The input

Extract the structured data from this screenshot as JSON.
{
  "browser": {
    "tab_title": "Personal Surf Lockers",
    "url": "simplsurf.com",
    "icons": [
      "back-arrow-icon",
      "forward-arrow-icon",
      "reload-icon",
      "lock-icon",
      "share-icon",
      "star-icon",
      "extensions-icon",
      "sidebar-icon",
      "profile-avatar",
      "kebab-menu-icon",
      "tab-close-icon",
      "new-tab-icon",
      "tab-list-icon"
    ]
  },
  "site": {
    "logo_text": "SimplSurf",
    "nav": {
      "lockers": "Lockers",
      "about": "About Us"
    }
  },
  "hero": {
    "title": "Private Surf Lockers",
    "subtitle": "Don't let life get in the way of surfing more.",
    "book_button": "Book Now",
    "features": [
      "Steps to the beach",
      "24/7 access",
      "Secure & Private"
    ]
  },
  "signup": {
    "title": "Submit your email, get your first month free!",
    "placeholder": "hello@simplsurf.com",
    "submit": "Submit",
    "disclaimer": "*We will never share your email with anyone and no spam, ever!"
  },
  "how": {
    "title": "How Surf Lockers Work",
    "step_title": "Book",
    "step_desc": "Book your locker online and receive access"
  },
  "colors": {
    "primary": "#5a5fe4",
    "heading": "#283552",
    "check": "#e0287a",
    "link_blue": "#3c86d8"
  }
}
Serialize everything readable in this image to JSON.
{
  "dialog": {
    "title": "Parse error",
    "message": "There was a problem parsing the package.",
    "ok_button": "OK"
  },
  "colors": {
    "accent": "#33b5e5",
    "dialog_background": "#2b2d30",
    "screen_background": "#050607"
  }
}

Challenge
Say how many lines of the listing above contain "share", with no other words.

Result below
2